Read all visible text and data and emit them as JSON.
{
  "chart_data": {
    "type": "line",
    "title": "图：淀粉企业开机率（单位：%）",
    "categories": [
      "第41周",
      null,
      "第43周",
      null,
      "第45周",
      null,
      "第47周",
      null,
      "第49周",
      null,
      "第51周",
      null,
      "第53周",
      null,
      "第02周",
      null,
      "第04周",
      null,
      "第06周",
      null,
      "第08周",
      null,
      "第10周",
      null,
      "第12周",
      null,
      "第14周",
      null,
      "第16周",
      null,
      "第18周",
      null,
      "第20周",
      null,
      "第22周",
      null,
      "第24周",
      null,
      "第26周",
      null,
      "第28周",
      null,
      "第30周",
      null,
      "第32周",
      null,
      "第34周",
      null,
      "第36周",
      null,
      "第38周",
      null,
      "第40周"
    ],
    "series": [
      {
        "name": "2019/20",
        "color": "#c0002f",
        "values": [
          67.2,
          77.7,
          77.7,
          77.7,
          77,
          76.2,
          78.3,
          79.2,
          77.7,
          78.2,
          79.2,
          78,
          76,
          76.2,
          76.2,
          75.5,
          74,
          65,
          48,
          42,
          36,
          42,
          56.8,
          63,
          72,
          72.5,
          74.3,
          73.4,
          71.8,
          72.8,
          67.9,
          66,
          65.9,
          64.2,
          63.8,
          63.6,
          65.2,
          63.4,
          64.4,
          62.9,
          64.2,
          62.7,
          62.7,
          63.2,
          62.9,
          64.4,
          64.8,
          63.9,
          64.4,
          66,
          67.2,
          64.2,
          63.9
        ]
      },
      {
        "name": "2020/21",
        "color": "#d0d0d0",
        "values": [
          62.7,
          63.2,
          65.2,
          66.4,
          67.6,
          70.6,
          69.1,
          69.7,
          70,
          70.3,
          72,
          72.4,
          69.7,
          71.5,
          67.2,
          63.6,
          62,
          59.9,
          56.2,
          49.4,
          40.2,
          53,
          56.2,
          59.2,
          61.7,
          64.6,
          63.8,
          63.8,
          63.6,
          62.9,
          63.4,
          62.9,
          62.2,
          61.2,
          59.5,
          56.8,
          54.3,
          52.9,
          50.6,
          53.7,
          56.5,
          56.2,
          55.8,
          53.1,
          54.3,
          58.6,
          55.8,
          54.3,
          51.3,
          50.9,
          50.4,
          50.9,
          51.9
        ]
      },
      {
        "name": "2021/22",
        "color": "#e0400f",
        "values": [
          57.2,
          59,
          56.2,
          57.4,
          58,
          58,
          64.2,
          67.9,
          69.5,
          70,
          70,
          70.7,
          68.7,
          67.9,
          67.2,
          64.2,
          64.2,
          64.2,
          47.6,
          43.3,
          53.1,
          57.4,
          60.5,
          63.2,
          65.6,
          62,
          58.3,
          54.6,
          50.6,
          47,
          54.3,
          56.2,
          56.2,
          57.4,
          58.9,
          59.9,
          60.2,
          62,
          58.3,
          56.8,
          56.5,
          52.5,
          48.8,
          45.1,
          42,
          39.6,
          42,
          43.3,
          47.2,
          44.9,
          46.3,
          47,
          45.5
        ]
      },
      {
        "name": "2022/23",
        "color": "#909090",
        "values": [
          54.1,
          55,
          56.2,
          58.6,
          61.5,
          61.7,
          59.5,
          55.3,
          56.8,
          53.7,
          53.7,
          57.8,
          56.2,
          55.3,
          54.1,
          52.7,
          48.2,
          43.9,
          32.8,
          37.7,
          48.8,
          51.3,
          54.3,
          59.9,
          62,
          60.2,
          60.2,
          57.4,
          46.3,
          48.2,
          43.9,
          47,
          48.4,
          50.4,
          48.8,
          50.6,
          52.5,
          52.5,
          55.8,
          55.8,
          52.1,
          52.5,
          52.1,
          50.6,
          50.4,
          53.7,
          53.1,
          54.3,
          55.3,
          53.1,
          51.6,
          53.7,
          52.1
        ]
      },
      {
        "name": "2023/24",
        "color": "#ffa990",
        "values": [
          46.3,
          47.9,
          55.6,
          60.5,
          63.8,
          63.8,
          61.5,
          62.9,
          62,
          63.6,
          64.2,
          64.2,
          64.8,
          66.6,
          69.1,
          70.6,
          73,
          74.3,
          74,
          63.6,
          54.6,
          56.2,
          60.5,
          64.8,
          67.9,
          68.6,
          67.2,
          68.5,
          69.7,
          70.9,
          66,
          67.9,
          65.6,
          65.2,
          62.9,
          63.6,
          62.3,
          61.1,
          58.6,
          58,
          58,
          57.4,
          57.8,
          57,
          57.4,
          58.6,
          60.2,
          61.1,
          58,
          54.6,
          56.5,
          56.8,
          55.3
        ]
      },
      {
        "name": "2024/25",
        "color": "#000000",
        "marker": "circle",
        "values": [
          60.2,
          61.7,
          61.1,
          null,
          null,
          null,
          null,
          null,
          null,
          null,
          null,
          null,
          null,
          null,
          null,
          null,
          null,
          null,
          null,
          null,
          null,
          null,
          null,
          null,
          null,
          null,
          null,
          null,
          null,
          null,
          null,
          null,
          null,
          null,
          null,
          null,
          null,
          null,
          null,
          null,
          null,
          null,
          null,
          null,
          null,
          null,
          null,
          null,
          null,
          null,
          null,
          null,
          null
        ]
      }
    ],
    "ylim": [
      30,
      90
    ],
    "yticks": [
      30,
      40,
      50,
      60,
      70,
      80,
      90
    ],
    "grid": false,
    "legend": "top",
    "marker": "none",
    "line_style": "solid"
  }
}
━━━━
» **Directions**
Pull every line containing "name" from the data.

» **Exercise solution**
        "name": "2019/20",
        "name": "2020/21",
        "name": "2021/22",
        "name": "2022/23",
        "name": "2023/24",
        "name": "2024/25",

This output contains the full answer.